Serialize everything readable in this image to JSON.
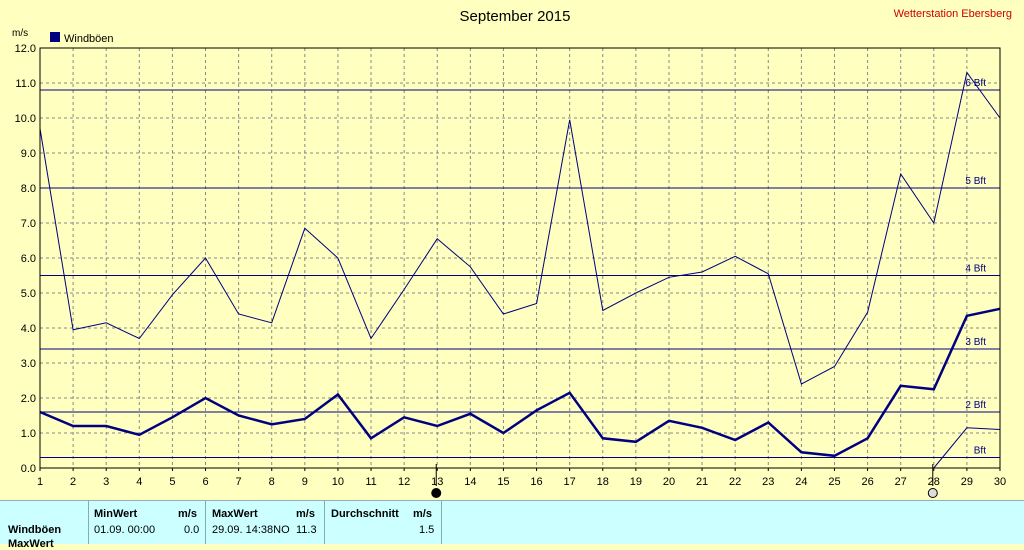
{
  "chart_data": {
    "type": "line",
    "title": "September 2015",
    "station": "Wetterstation Ebersberg",
    "ylabel": "m/s",
    "legend": "Windböen",
    "legend_placement": "top-left",
    "grid": true,
    "ylim": [
      0,
      12
    ],
    "yticks": [
      "0.0",
      "1.0",
      "2.0",
      "3.0",
      "4.0",
      "5.0",
      "6.0",
      "7.0",
      "8.0",
      "9.0",
      "10.0",
      "11.0",
      "12.0"
    ],
    "categories": [
      "1",
      "2",
      "3",
      "4",
      "5",
      "6",
      "7",
      "8",
      "9",
      "10",
      "11",
      "12",
      "13",
      "14",
      "15",
      "16",
      "17",
      "18",
      "19",
      "20",
      "21",
      "22",
      "23",
      "24",
      "25",
      "26",
      "27",
      "28",
      "29",
      "30"
    ],
    "series": [
      {
        "name": "Windböen",
        "values": [
          1.6,
          1.2,
          1.2,
          0.95,
          1.45,
          2.0,
          1.5,
          1.25,
          1.4,
          2.1,
          0.85,
          1.45,
          1.2,
          1.55,
          1.0,
          1.65,
          2.15,
          0.85,
          0.75,
          1.35,
          1.15,
          0.8,
          1.3,
          0.45,
          0.35,
          0.85,
          2.35,
          2.25,
          4.35,
          4.55
        ]
      },
      {
        "values": [
          9.7,
          3.95,
          4.15,
          3.7,
          4.95,
          6.0,
          4.4,
          4.15,
          6.85,
          6.0,
          3.7,
          5.1,
          6.55,
          5.75,
          4.4,
          4.7,
          9.95,
          4.5,
          5.0,
          5.45,
          5.6,
          6.05,
          5.55,
          2.4,
          2.9,
          4.45,
          8.4,
          7.0,
          11.3,
          10.0
        ]
      },
      {
        "values": [
          null,
          null,
          null,
          null,
          null,
          null,
          null,
          null,
          null,
          null,
          null,
          null,
          null,
          null,
          null,
          null,
          null,
          null,
          null,
          null,
          null,
          null,
          null,
          null,
          null,
          null,
          null,
          0.0,
          1.15,
          1.1
        ]
      }
    ],
    "beaufort": [
      {
        "label": "Bft",
        "value": 0.3
      },
      {
        "label": "2 Bft",
        "value": 1.6
      },
      {
        "label": "3 Bft",
        "value": 3.4
      },
      {
        "label": "4 Bft",
        "value": 5.5
      },
      {
        "label": "5 Bft",
        "value": 8.0
      },
      {
        "label": "6 Bft",
        "value": 10.8
      }
    ],
    "markers": [
      "13",
      "28"
    ]
  },
  "table": {
    "row_label": "Windböen",
    "row2_label": "MaxWert",
    "min_header": "MinWert",
    "min_unit": "m/s",
    "min_date": "01.09.  00:00",
    "min_value": "0.0",
    "max_header": "MaxWert",
    "max_unit": "m/s",
    "max_date": "29.09.  14:38NO",
    "max_value": "11.3",
    "avg_header": "Durchschnitt",
    "avg_unit": "m/s",
    "avg_value": "1.5"
  },
  "colors": {
    "background": "#ffffc0",
    "line": "#000080",
    "grid": "#808080",
    "panel": "#ccffff",
    "station": "#cc0000"
  }
}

===

→ **The exercise**:
Take every line containing the word "station" and copy it.

→ **Worked solution**:
    "station": "Wetterstation Ebersberg",
    "station": "#cc0000"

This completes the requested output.